* [OBJECTIVE]
Records follow. Select each line holding "country".

== EXERCISE INPUT ==

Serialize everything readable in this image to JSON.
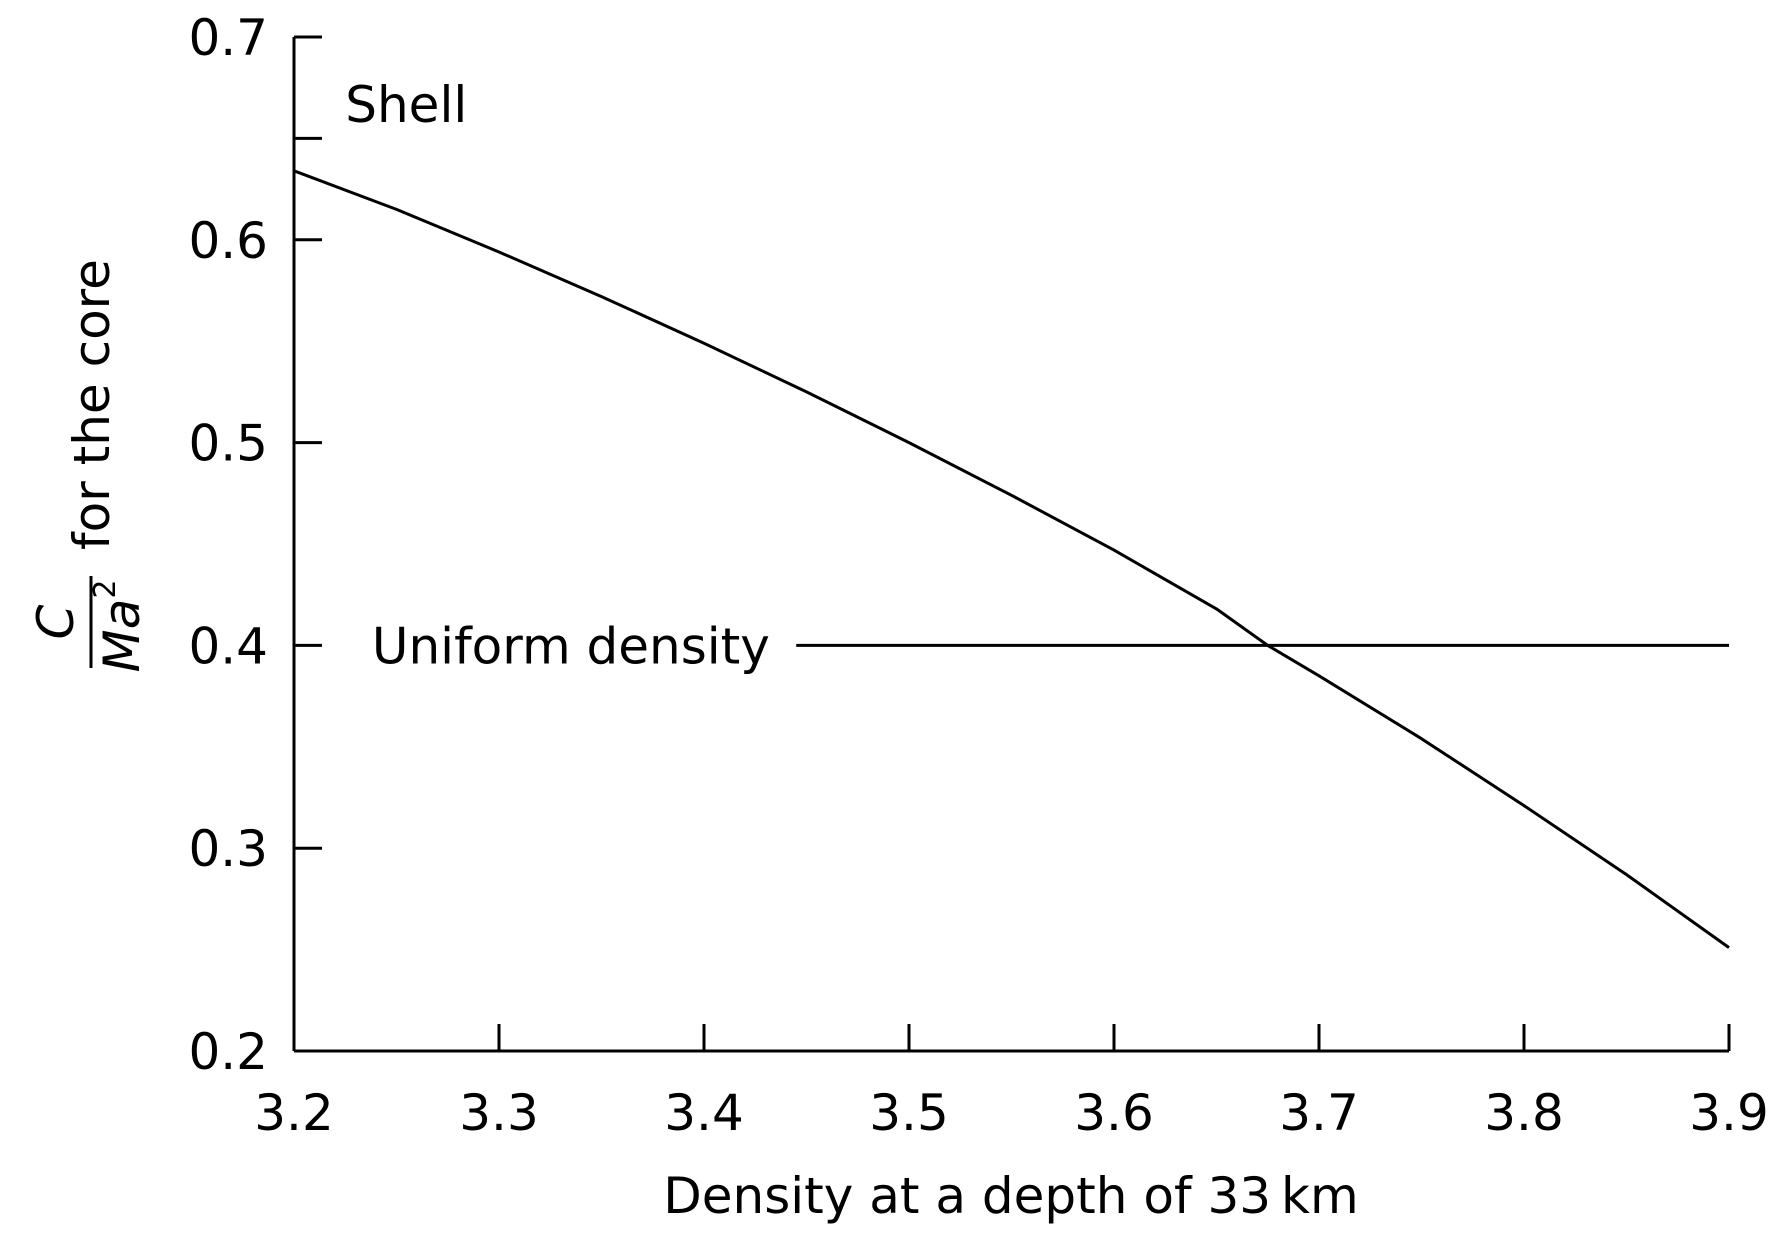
{
  "chart_data": {
    "type": "line",
    "xlabel": "Density at a depth of 33 km",
    "ylabel": {
      "numerator": "C",
      "denominator_base": "Ma",
      "denominator_sup": "2",
      "suffix": "for the core"
    },
    "xlim": [
      3.2,
      3.9
    ],
    "ylim": [
      0.2,
      0.7
    ],
    "x_ticks": [
      "3.2",
      "3.3",
      "3.4",
      "3.5",
      "3.6",
      "3.7",
      "3.8",
      "3.9"
    ],
    "y_ticks": [
      "0.2",
      "0.3",
      "0.4",
      "0.5",
      "0.6",
      "0.7"
    ],
    "grid": false,
    "series": [
      {
        "name": "Shell",
        "x": [
          3.2,
          3.25,
          3.3,
          3.35,
          3.4,
          3.45,
          3.5,
          3.55,
          3.6,
          3.65,
          3.675,
          3.7,
          3.75,
          3.8,
          3.85,
          3.9
        ],
        "y": [
          0.634,
          0.615,
          0.594,
          0.572,
          0.549,
          0.525,
          0.5,
          0.474,
          0.447,
          0.418,
          0.4,
          0.385,
          0.354,
          0.321,
          0.287,
          0.251
        ]
      },
      {
        "name": "Uniform density",
        "x": [
          3.445,
          3.9
        ],
        "y": [
          0.4,
          0.4
        ]
      }
    ],
    "annotations": [
      {
        "text": "Shell",
        "x": 3.225,
        "y": 0.667
      },
      {
        "text": "Uniform density",
        "x": 3.238,
        "y": 0.4
      }
    ]
  }
}
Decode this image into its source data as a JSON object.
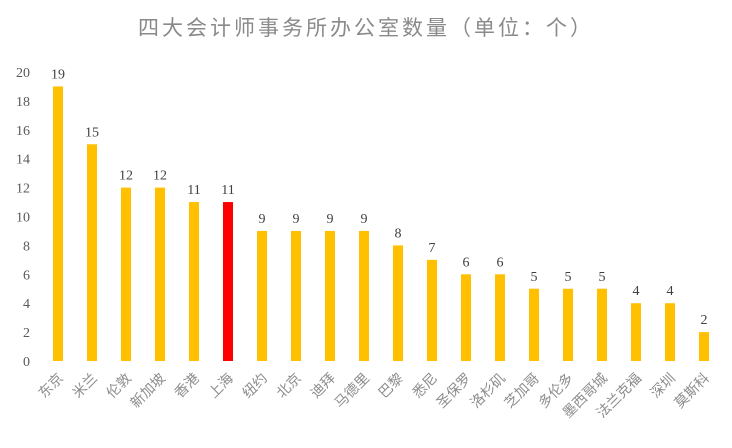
{
  "chart_data": {
    "type": "bar",
    "title": "四大会计师事务所办公室数量（单位：个）",
    "xlabel": "",
    "ylabel": "",
    "ylim": [
      0,
      20
    ],
    "yticks": [
      0,
      2,
      4,
      6,
      8,
      10,
      12,
      14,
      16,
      18,
      20
    ],
    "grid": false,
    "legend": "none",
    "categories": [
      "东京",
      "米兰",
      "伦敦",
      "新加坡",
      "香港",
      "上海",
      "纽约",
      "北京",
      "迪拜",
      "马德里",
      "巴黎",
      "悉尼",
      "圣保罗",
      "洛杉矶",
      "芝加哥",
      "多伦多",
      "墨西哥城",
      "法兰克福",
      "深圳",
      "莫斯科"
    ],
    "values": [
      19,
      15,
      12,
      12,
      11,
      11,
      9,
      9,
      9,
      9,
      8,
      7,
      6,
      6,
      5,
      5,
      5,
      4,
      4,
      2
    ],
    "colors": {
      "default": "#FFC000",
      "highlight": "#FF0000"
    },
    "highlight_category": "上海"
  }
}
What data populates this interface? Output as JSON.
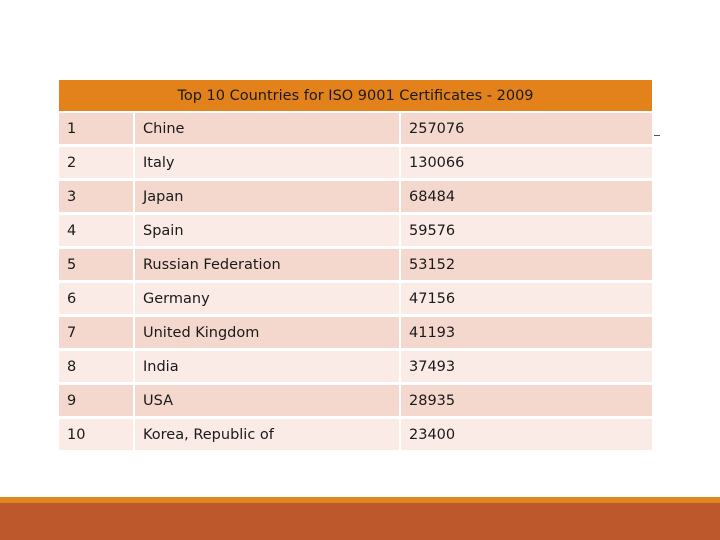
{
  "table": {
    "title": "Top 10 Countries for ISO 9001 Certificates - 2009",
    "rows": [
      {
        "rank": "1",
        "country": "Chine",
        "value": "257076"
      },
      {
        "rank": "2",
        "country": "Italy",
        "value": "130066"
      },
      {
        "rank": "3",
        "country": "Japan",
        "value": "68484"
      },
      {
        "rank": "4",
        "country": "Spain",
        "value": "59576"
      },
      {
        "rank": "5",
        "country": "Russian Federation",
        "value": "53152"
      },
      {
        "rank": "6",
        "country": "Germany",
        "value": "47156"
      },
      {
        "rank": "7",
        "country": "United Kingdom",
        "value": "41193"
      },
      {
        "rank": "8",
        "country": "India",
        "value": "37493"
      },
      {
        "rank": "9",
        "country": "USA",
        "value": "28935"
      },
      {
        "rank": "10",
        "country": "Korea, Republic of",
        "value": "23400"
      }
    ]
  },
  "colors": {
    "header": "#e3821b",
    "row_odd": "#f5d8cd",
    "row_even": "#faebe6",
    "footer_accent": "#e0861f",
    "footer_bar": "#bd582c"
  }
}
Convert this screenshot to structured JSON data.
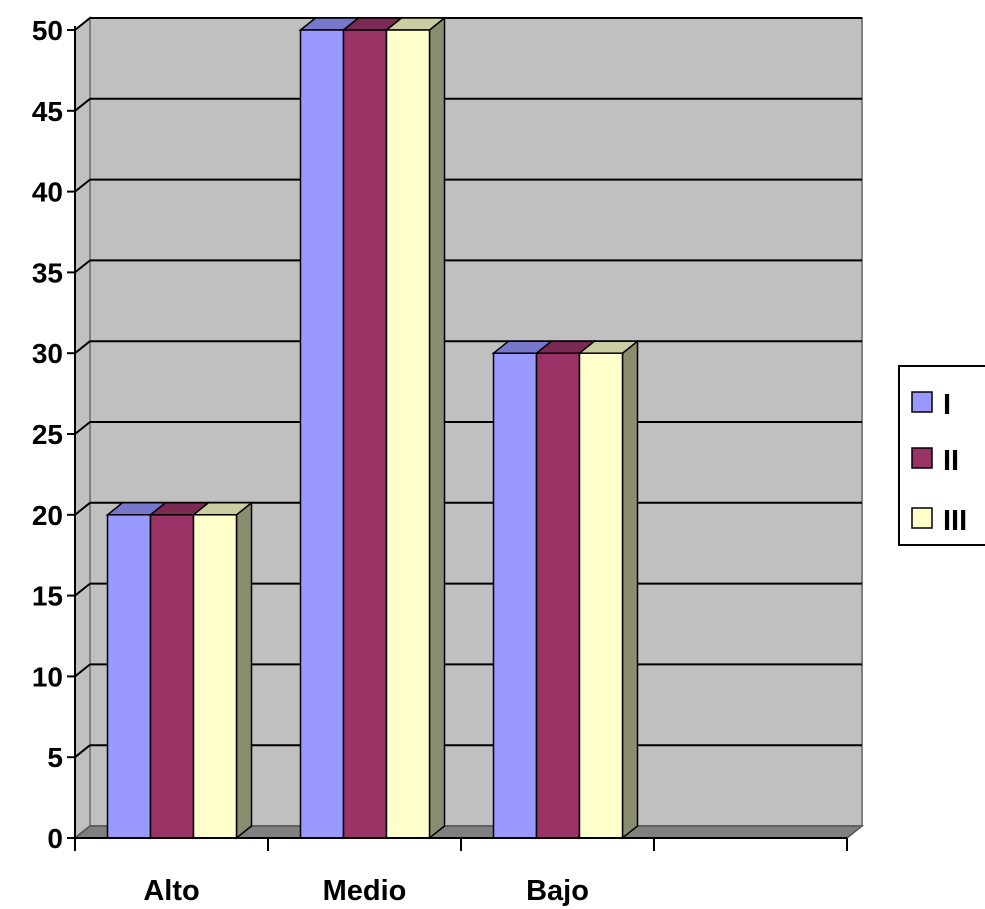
{
  "chart_data": {
    "type": "bar",
    "title": "",
    "xlabel": "",
    "ylabel": "",
    "categories": [
      "Alto",
      "Medio",
      "Bajo",
      ""
    ],
    "series": [
      {
        "name": "I",
        "values": [
          20,
          50,
          30,
          null
        ]
      },
      {
        "name": "II",
        "values": [
          20,
          50,
          30,
          null
        ]
      },
      {
        "name": "III",
        "values": [
          20,
          50,
          30,
          null
        ]
      }
    ],
    "ylim": [
      0,
      50
    ],
    "yticks": [
      "0",
      "5",
      "10",
      "15",
      "20",
      "25",
      "30",
      "35",
      "40",
      "45",
      "50"
    ],
    "grid": true,
    "legend_position": "right",
    "three_d": true
  },
  "colors": {
    "plot_background": "#c0c0c0",
    "floor": "#808080",
    "series": [
      "#9999ff",
      "#993366",
      "#ffffcc"
    ],
    "series_top": [
      "#7777cc",
      "#7a2952",
      "#cccca3"
    ],
    "series_side": [
      "#7b7b8c",
      "#5a2a3c",
      "#8c8c70"
    ]
  }
}
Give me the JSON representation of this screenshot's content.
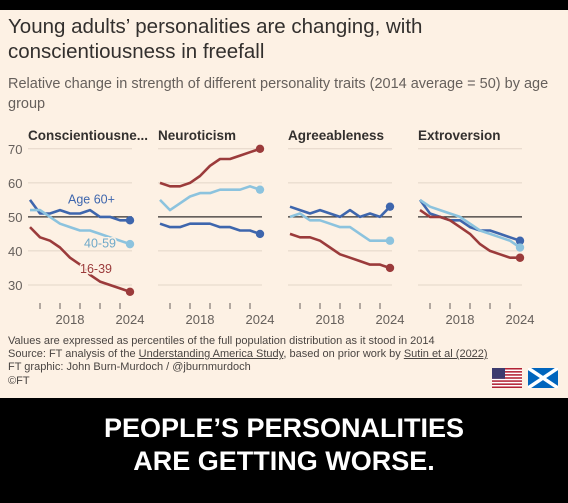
{
  "title": "Young adults’ personalities are changing, with conscientiousness in freefall",
  "subtitle": "Relative change in strength of different personality traits (2014 average = 50) by age group",
  "notes": {
    "line1": "Values are expressed as percentiles of the full population distribution as it stood in 2014",
    "line2_prefix": "Source: FT analysis of the ",
    "line2_link1": "Understanding America Study",
    "line2_mid": ", based on prior work by ",
    "line2_link2": "Sutin et al (2022)",
    "line3": "FT graphic: John Burn-Murdoch / @jburnmurdoch",
    "line4": "©FT"
  },
  "caption": {
    "line1": "PEOPLE’S PERSONALITIES",
    "line2": "ARE GETTING WORSE."
  },
  "flags": [
    "us-flag",
    "scotland-flag"
  ],
  "colors": {
    "background": "#fdf1e4",
    "age60plus": "#3e66ad",
    "age40_59": "#8cc3de",
    "age16_39": "#9b3b3b",
    "baseline": "#33302e",
    "grid": "#e3d6c8"
  },
  "chart_data": {
    "type": "line",
    "ylim": [
      25,
      72
    ],
    "yticks": [
      30,
      40,
      50,
      60,
      70
    ],
    "xlim": [
      2014,
      2024
    ],
    "xtick_labels": [
      2018,
      2024
    ],
    "baseline": 50,
    "series_labels": {
      "age60plus": "Age 60+",
      "age40_59": "40-59",
      "age16_39": "16-39"
    },
    "panels": [
      {
        "name": "Conscientiousne...",
        "series": [
          {
            "name": "Age 60+",
            "x": [
              2014,
              2015,
              2016,
              2017,
              2018,
              2019,
              2020,
              2021,
              2022,
              2023,
              2024
            ],
            "values": [
              55,
              51,
              51,
              52,
              51,
              51,
              52,
              50,
              50,
              49,
              49
            ]
          },
          {
            "name": "40-59",
            "x": [
              2014,
              2015,
              2016,
              2017,
              2018,
              2019,
              2020,
              2021,
              2022,
              2023,
              2024
            ],
            "values": [
              52,
              52,
              50,
              48,
              47,
              46,
              46,
              45,
              44,
              43,
              42
            ]
          },
          {
            "name": "16-39",
            "x": [
              2014,
              2015,
              2016,
              2017,
              2018,
              2019,
              2020,
              2021,
              2022,
              2023,
              2024
            ],
            "values": [
              47,
              44,
              43,
              41,
              38,
              36,
              33,
              31,
              30,
              29,
              28
            ]
          }
        ]
      },
      {
        "name": "Neuroticism",
        "series": [
          {
            "name": "Age 60+",
            "x": [
              2014,
              2015,
              2016,
              2017,
              2018,
              2019,
              2020,
              2021,
              2022,
              2023,
              2024
            ],
            "values": [
              48,
              47,
              47,
              48,
              48,
              48,
              47,
              47,
              46,
              46,
              45
            ]
          },
          {
            "name": "40-59",
            "x": [
              2014,
              2015,
              2016,
              2017,
              2018,
              2019,
              2020,
              2021,
              2022,
              2023,
              2024
            ],
            "values": [
              55,
              52,
              54,
              56,
              57,
              57,
              58,
              58,
              58,
              59,
              58
            ]
          },
          {
            "name": "16-39",
            "x": [
              2014,
              2015,
              2016,
              2017,
              2018,
              2019,
              2020,
              2021,
              2022,
              2023,
              2024
            ],
            "values": [
              60,
              59,
              59,
              60,
              62,
              65,
              67,
              67,
              68,
              69,
              70
            ]
          }
        ]
      },
      {
        "name": "Agreeableness",
        "series": [
          {
            "name": "Age 60+",
            "x": [
              2014,
              2015,
              2016,
              2017,
              2018,
              2019,
              2020,
              2021,
              2022,
              2023,
              2024
            ],
            "values": [
              53,
              52,
              51,
              52,
              51,
              50,
              52,
              50,
              51,
              50,
              53
            ]
          },
          {
            "name": "40-59",
            "x": [
              2014,
              2015,
              2016,
              2017,
              2018,
              2019,
              2020,
              2021,
              2022,
              2023,
              2024
            ],
            "values": [
              50,
              51,
              49,
              49,
              48,
              47,
              47,
              45,
              43,
              43,
              43
            ]
          },
          {
            "name": "16-39",
            "x": [
              2014,
              2015,
              2016,
              2017,
              2018,
              2019,
              2020,
              2021,
              2022,
              2023,
              2024
            ],
            "values": [
              45,
              44,
              44,
              43,
              41,
              39,
              38,
              37,
              36,
              36,
              35
            ]
          }
        ]
      },
      {
        "name": "Extroversion",
        "series": [
          {
            "name": "Age 60+",
            "x": [
              2014,
              2015,
              2016,
              2017,
              2018,
              2019,
              2020,
              2021,
              2022,
              2023,
              2024
            ],
            "values": [
              55,
              51,
              50,
              49,
              49,
              47,
              46,
              46,
              45,
              44,
              43
            ]
          },
          {
            "name": "40-59",
            "x": [
              2014,
              2015,
              2016,
              2017,
              2018,
              2019,
              2020,
              2021,
              2022,
              2023,
              2024
            ],
            "values": [
              55,
              53,
              52,
              51,
              50,
              48,
              46,
              45,
              44,
              43,
              41
            ]
          },
          {
            "name": "16-39",
            "x": [
              2014,
              2015,
              2016,
              2017,
              2018,
              2019,
              2020,
              2021,
              2022,
              2023,
              2024
            ],
            "values": [
              52,
              50,
              50,
              49,
              47,
              45,
              42,
              40,
              39,
              38,
              38
            ]
          }
        ]
      }
    ]
  }
}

===

* [THE ANSWER]
        "country": "Chine",
        "country": "Italy",
        "country": "Japan",
        "country": "Spain",
        "country": "Russian Federation",
        "country": "Germany",
        "country": "United Kingdom",
        "country": "India",
        "country": "USA",
        "country": "Korea, Republic of",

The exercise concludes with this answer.